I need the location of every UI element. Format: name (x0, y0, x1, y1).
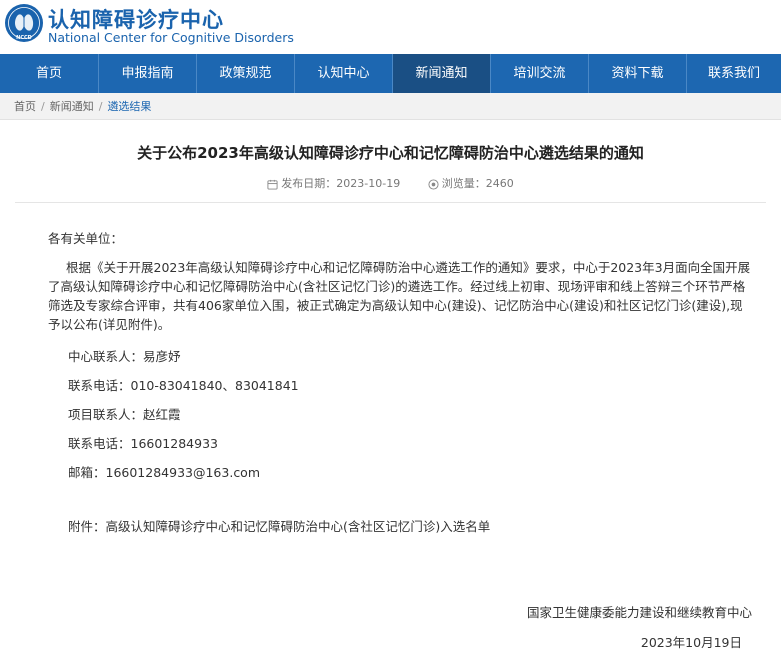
logo-text: NCCD (16, 35, 32, 41)
publish-date-label: 发布日期： (281, 177, 337, 190)
nav-item-contact[interactable]: 联系我们 (687, 54, 781, 93)
site-header: NCCD 认知障碍诊疗中心 National Center for Cognit… (0, 0, 781, 54)
views-value: 2460 (485, 177, 514, 190)
breadcrumb-home[interactable]: 首页 (14, 100, 36, 113)
nav-item-training[interactable]: 培训交流 (491, 54, 589, 93)
calendar-icon (267, 179, 278, 190)
breadcrumb-separator: / (41, 100, 45, 113)
nccd-logo-icon[interactable]: NCCD (4, 3, 44, 43)
views-label: 浏览量： (441, 177, 486, 190)
views-group: 浏览量：2460 (428, 175, 514, 191)
signature-org: 国家卫生健康委能力建设和继续教育中心 (526, 605, 752, 620)
publish-date-group: 发布日期：2023-10-19 (267, 175, 400, 191)
article-title: 关于公布2023年高级认知障碍诊疗中心和记忆障碍防治中心遴选结果的通知 (137, 144, 644, 162)
attachment-link[interactable]: 附件：高级认知障碍诊疗中心和记忆障碍防治中心(含社区记忆门诊)入选名单 (68, 516, 490, 535)
brand-name-en[interactable]: National Center for Cognitive Disorders (48, 30, 294, 45)
paragraph-line: 根据《关于开展2023年高级认知障碍诊疗中心和记忆障碍防治中心遴选工作的通知》要… (66, 260, 751, 275)
project-contact: 项目联系人：赵红霞 (68, 407, 181, 422)
breadcrumb: 首页 / 新闻通知 / 遴选结果 (0, 93, 781, 120)
title-divider (15, 202, 766, 203)
breadcrumb-separator: / (98, 100, 103, 113)
breadcrumb-news[interactable]: 新闻通知 (50, 100, 94, 113)
nav-item-application-guide[interactable]: 申报指南 (99, 54, 197, 93)
nav-item-downloads[interactable]: 资料下载 (589, 54, 687, 93)
publish-date-value: 2023-10-19 (336, 177, 401, 190)
project-phone: 联系电话：16601284933 (68, 436, 218, 451)
paragraph-line: 了高级认知障碍诊疗中心和记忆障碍防治中心(含社区记忆门诊)的遴选工作。经过线上初… (48, 279, 746, 294)
breadcrumb-current[interactable]: 遴选结果 (107, 100, 151, 113)
signature-date: 2023年10月19日 (640, 635, 742, 650)
nav-item-home[interactable]: 首页 (0, 54, 99, 93)
paragraph-line: 予以公布(详见附件)。 (48, 317, 171, 332)
contact-person: 中心联系人：易彦妤 (68, 349, 181, 364)
article-meta: 发布日期：2023-10-19 浏览量：2460 (0, 175, 781, 191)
nav-item-policy[interactable]: 政策规范 (197, 54, 295, 93)
main-nav: 首页 申报指南 政策规范 认知中心 新闻通知 培训交流 资料下载 联系我们 (0, 54, 781, 93)
eye-icon (428, 178, 439, 190)
paragraph-line: 筛选及专家综合评审，共有406家单位入围，被正式确定为高级认知中心(建设)、记忆… (48, 298, 743, 313)
contact-phone: 联系电话：010-83041840、83041841 (68, 378, 299, 393)
greeting: 各有关单位： (48, 231, 124, 246)
nav-item-news[interactable]: 新闻通知 (393, 54, 491, 93)
main-paragraph: 根据《关于开展2023年高级认知障碍诊疗中心和记忆障碍防治中心遴选工作的通知》要… (48, 258, 768, 334)
contact-email: 邮箱：16601284933@163.com (68, 465, 261, 480)
nav-item-cognitive-center[interactable]: 认知中心 (295, 54, 393, 93)
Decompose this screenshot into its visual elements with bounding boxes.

=-=-=

State how many lines of the data above contain the string "资料下载", treating uppercase and lowercase as different. Reply with the number alone.

2